--- Given records ---
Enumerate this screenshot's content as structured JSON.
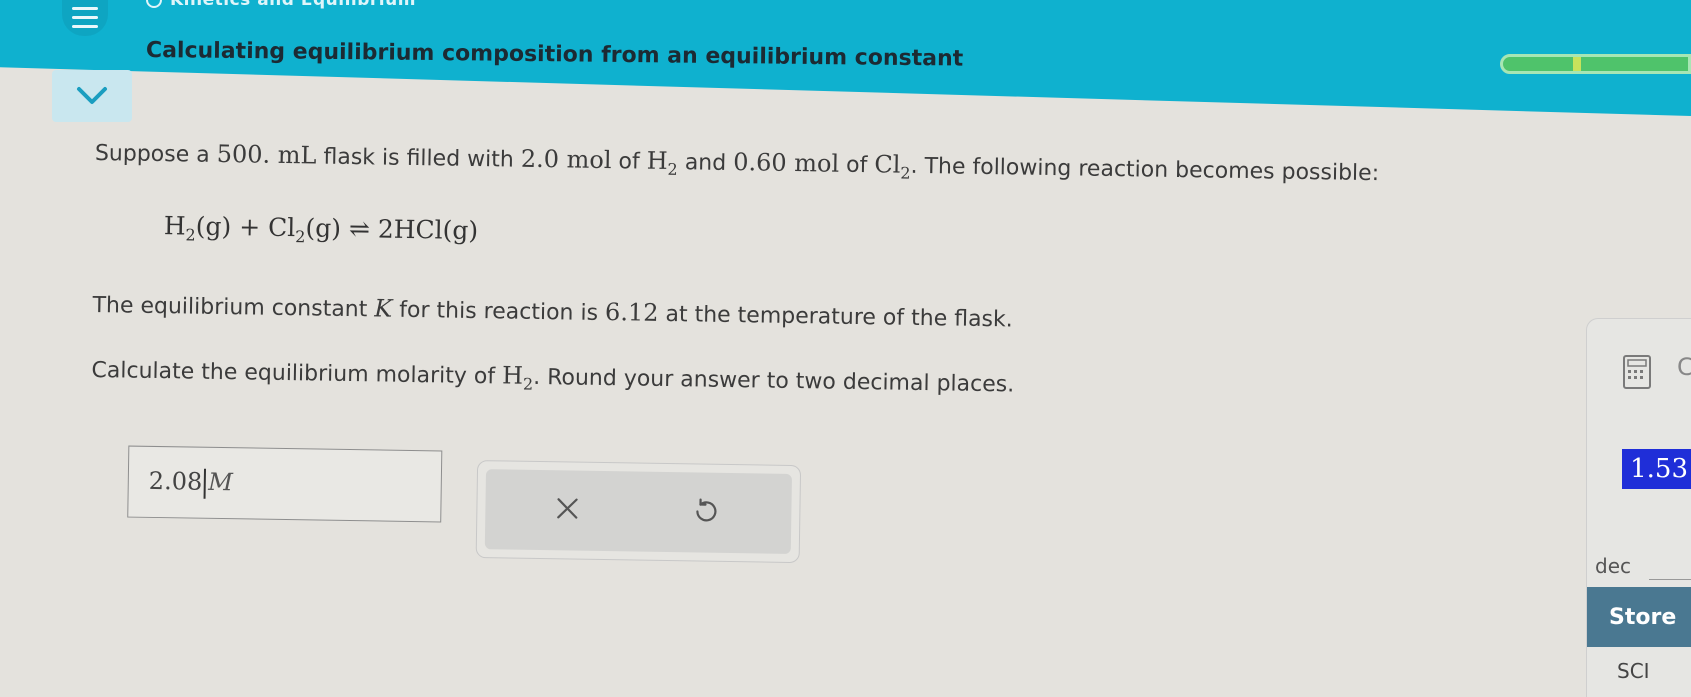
{
  "header": {
    "breadcrumb": "Kinetics and Equilibrium",
    "title": "Calculating equilibrium composition from an equilibrium constant",
    "progress_fraction": 0.55,
    "colors": {
      "header_bg": "#0fb1cf",
      "progress": "#4fc36b",
      "display": "#1f2ed8",
      "store": "#4a7891"
    }
  },
  "question": {
    "line1_a": "Suppose a",
    "line1_vol": "500. mL",
    "line1_b": "flask is filled with",
    "line1_mol1": "2.0 mol",
    "line1_c": "of",
    "line1_h": "H",
    "line1_h_sub": "2",
    "line1_d": "and",
    "line1_mol2": "0.60 mol",
    "line1_e": "of",
    "line1_cl": "Cl",
    "line1_cl_sub": "2",
    "line1_f": ". The following reaction becomes possible:",
    "eq_h": "H",
    "eq_h_sub": "2",
    "eq_g1": "(g)",
    "eq_plus": "+",
    "eq_cl": "Cl",
    "eq_cl_sub": "2",
    "eq_g2": "(g)",
    "eq_arrow": "⇌",
    "eq_prod": "2HCl(g)",
    "line2_a": "The equilibrium constant",
    "line2_k": "K",
    "line2_b": "for this reaction is",
    "line2_val": "6.12",
    "line2_c": "at the temperature of the flask.",
    "line3_a": "Calculate the equilibrium molarity of",
    "line3_h": "H",
    "line3_h_sub": "2",
    "line3_b": ". Round your answer to two decimal places."
  },
  "answer": {
    "value": "2.08",
    "unit": "M"
  },
  "calculator": {
    "display": "1.53",
    "c_label": "C",
    "dec_label": "dec",
    "store_label": "Store",
    "sci_label": "SCI"
  },
  "icons": {
    "menu": "hamburger-icon",
    "collapse": "chevron-down-icon",
    "clear": "close-icon",
    "undo": "undo-icon",
    "calculator": "calculator-icon"
  }
}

--- Written problem ---
Print every entry exactly as written, without the pictures.

--- Problem solution ---
Enumerate this screenshot's content as structured JSON.
{
  "header": {
    "breadcrumb": "Kinetics and Equilibrium",
    "title": "Calculating equilibrium composition from an equilibrium constant",
    "progress_fraction": 0.55,
    "colors": {
      "header_bg": "#0fb1cf",
      "progress": "#4fc36b",
      "display": "#1f2ed8",
      "store": "#4a7891"
    }
  },
  "question": {
    "line1_a": "Suppose a",
    "line1_vol": "500. mL",
    "line1_b": "flask is filled with",
    "line1_mol1": "2.0 mol",
    "line1_c": "of",
    "line1_h": "H",
    "line1_h_sub": "2",
    "line1_d": "and",
    "line1_mol2": "0.60 mol",
    "line1_e": "of",
    "line1_cl": "Cl",
    "line1_cl_sub": "2",
    "line1_f": ". The following reaction becomes possible:",
    "eq_h": "H",
    "eq_h_sub": "2",
    "eq_g1": "(g)",
    "eq_plus": "+",
    "eq_cl": "Cl",
    "eq_cl_sub": "2",
    "eq_g2": "(g)",
    "eq_arrow": "⇌",
    "eq_prod": "2HCl(g)",
    "line2_a": "The equilibrium constant",
    "line2_k": "K",
    "line2_b": "for this reaction is",
    "line2_val": "6.12",
    "line2_c": "at the temperature of the flask.",
    "line3_a": "Calculate the equilibrium molarity of",
    "line3_h": "H",
    "line3_h_sub": "2",
    "line3_b": ". Round your answer to two decimal places."
  },
  "answer": {
    "value": "2.08",
    "unit": "M"
  },
  "calculator": {
    "display": "1.53",
    "c_label": "C",
    "dec_label": "dec",
    "store_label": "Store",
    "sci_label": "SCI"
  },
  "icons": {
    "menu": "hamburger-icon",
    "collapse": "chevron-down-icon",
    "clear": "close-icon",
    "undo": "undo-icon",
    "calculator": "calculator-icon"
  }
}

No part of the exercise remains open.